Supplied records:
◆ ◆ ◆ ◆ ◆

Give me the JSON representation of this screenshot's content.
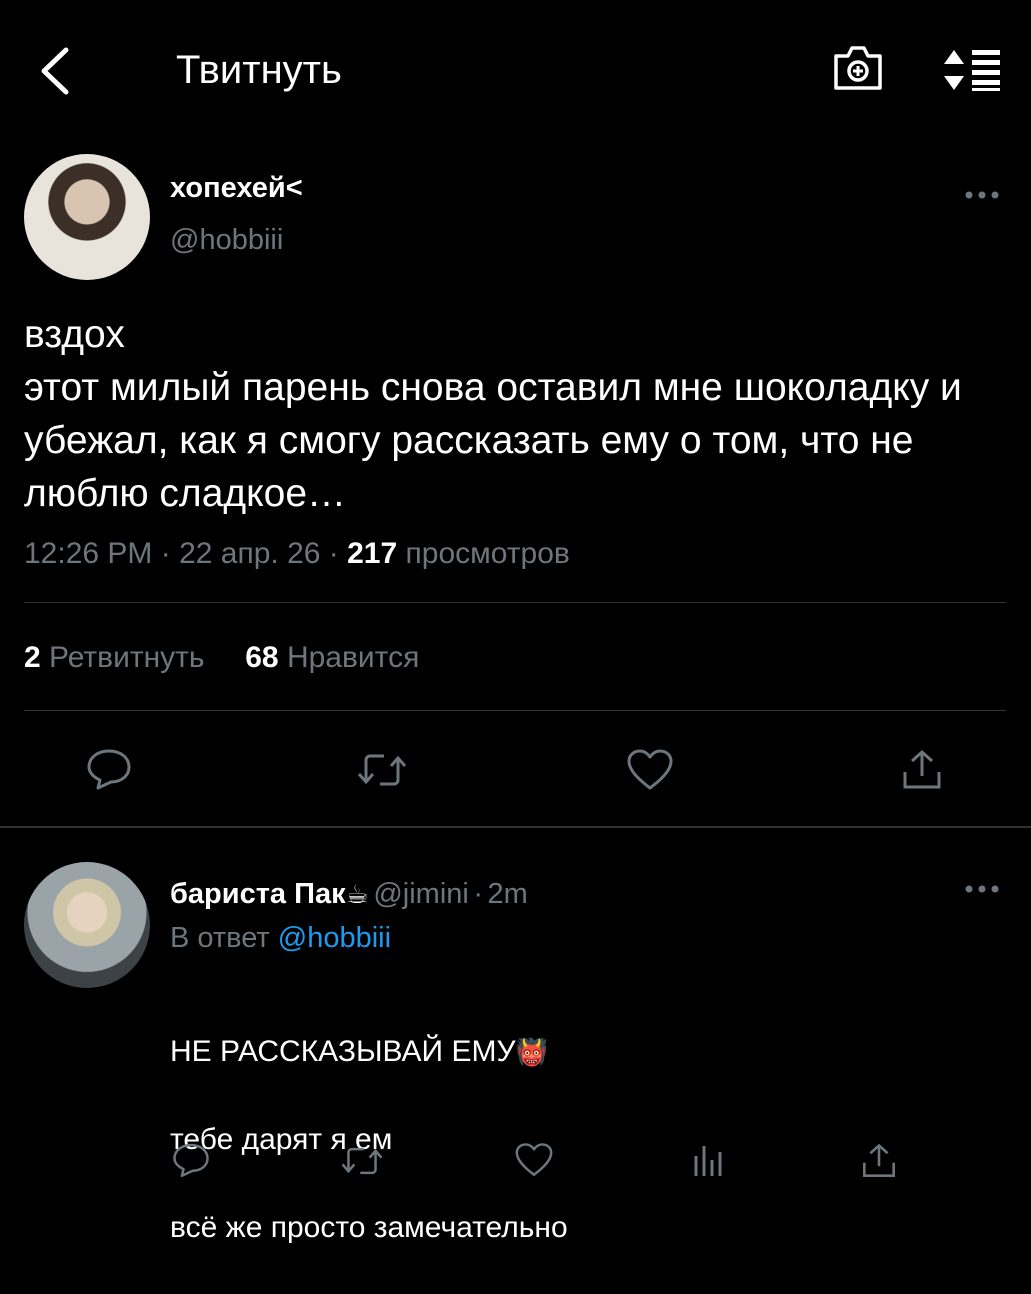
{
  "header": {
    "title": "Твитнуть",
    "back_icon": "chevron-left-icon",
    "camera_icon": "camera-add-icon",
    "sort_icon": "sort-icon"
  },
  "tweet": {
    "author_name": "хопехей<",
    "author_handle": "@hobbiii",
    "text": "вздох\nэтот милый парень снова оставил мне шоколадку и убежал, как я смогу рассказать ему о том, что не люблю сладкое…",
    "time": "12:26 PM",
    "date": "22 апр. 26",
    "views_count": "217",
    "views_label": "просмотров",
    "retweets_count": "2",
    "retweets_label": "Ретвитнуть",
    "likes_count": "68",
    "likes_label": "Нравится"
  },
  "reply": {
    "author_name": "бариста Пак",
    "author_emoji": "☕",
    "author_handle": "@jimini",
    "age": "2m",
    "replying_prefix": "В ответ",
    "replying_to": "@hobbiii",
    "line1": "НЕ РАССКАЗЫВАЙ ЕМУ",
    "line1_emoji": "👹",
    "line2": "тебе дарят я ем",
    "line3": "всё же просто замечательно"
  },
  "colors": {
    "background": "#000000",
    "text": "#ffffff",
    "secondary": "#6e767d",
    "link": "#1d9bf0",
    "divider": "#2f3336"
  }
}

◆ ◆ ◆ ◆ ◆

Do this: Repeat the data exactly, without the pictures.

Exercise solution:
Give me the JSON representation of this screenshot's content.
{
  "header": {
    "title": "Твитнуть",
    "back_icon": "chevron-left-icon",
    "camera_icon": "camera-add-icon",
    "sort_icon": "sort-icon"
  },
  "tweet": {
    "author_name": "хопехей<",
    "author_handle": "@hobbiii",
    "text": "вздох\nэтот милый парень снова оставил мне шоколадку и убежал, как я смогу рассказать ему о том, что не люблю сладкое…",
    "time": "12:26 PM",
    "date": "22 апр. 26",
    "views_count": "217",
    "views_label": "просмотров",
    "retweets_count": "2",
    "retweets_label": "Ретвитнуть",
    "likes_count": "68",
    "likes_label": "Нравится"
  },
  "reply": {
    "author_name": "бариста Пак",
    "author_emoji": "☕",
    "author_handle": "@jimini",
    "age": "2m",
    "replying_prefix": "В ответ",
    "replying_to": "@hobbiii",
    "line1": "НЕ РАССКАЗЫВАЙ ЕМУ",
    "line1_emoji": "👹",
    "line2": "тебе дарят я ем",
    "line3": "всё же просто замечательно"
  },
  "colors": {
    "background": "#000000",
    "text": "#ffffff",
    "secondary": "#6e767d",
    "link": "#1d9bf0",
    "divider": "#2f3336"
  }
}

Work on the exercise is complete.